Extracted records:

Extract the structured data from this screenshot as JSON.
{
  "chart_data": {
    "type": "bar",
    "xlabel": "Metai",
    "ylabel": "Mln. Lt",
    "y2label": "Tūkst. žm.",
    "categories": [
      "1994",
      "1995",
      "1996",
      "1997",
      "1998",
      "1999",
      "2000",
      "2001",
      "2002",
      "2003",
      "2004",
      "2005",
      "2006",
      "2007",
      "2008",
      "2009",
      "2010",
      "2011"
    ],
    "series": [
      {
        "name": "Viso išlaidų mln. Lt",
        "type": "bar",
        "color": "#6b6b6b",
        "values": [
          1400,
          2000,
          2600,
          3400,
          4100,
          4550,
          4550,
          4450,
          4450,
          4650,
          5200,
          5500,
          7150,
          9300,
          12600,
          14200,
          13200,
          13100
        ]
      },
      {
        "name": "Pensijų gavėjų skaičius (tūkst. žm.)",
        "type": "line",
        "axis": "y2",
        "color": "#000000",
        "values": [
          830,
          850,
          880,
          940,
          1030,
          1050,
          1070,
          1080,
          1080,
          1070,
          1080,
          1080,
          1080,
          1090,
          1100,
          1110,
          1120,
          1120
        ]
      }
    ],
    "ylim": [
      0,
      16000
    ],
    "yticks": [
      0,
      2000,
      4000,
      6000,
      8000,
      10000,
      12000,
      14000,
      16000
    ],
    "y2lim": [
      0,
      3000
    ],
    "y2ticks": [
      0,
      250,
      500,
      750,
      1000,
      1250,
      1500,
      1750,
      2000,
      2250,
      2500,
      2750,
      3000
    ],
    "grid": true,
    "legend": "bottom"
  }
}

» SHORT PROBLEM:
Using the material above, work out how many lines contain the string "name". Give that number alone.

» COMPLETE OUTPUT:
2